### TASK TO CARRY OUT:
Gather, from the listing beneath this task, every line holding the string "viêm".
— begin SUPPLIED INFORMATION —
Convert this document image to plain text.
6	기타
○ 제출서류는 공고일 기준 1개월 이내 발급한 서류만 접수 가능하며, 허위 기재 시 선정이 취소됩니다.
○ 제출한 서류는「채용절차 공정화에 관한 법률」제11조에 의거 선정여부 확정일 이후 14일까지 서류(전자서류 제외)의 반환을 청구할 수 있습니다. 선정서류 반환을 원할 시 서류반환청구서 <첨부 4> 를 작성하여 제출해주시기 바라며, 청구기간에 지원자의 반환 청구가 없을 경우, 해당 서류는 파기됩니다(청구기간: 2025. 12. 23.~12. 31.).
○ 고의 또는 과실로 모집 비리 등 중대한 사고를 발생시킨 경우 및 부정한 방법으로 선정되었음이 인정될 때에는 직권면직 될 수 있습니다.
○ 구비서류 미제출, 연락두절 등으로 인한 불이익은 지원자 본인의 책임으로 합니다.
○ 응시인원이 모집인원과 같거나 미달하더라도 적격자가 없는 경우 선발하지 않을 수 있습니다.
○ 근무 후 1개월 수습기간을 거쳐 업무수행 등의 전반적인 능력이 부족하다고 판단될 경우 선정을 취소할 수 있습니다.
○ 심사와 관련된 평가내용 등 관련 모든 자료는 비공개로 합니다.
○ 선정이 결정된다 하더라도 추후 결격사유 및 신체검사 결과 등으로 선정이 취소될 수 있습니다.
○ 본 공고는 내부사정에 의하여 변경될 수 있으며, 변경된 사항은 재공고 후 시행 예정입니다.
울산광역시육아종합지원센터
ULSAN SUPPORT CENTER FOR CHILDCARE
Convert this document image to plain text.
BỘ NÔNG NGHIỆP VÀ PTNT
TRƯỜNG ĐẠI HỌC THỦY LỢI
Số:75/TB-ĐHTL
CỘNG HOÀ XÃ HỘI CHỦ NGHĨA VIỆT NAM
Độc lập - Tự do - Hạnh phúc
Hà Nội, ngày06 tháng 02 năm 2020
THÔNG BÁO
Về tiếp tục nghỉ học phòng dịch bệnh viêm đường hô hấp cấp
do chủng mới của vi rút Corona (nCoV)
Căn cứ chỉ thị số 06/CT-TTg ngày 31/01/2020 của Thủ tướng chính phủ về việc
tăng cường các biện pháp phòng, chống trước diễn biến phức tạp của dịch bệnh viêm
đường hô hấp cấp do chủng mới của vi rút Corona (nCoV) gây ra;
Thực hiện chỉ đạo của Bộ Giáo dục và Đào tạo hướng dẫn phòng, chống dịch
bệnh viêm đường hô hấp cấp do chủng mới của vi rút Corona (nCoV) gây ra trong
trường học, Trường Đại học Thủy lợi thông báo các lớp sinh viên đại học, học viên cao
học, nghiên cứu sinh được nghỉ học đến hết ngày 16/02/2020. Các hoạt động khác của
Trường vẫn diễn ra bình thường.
— end SUPPLIED INFORMATION —
### TASK RESPONSE:
Về tiếp tục nghỉ học phòng dịch bệnh viêm đường hô hấp cấp
tăng cường các biện pháp phòng, chống trước diễn biến phức tạp của dịch bệnh viêm
bệnh viêm đường hô hấp cấp do chủng mới của vi rút Corona (nCoV) gây ra trong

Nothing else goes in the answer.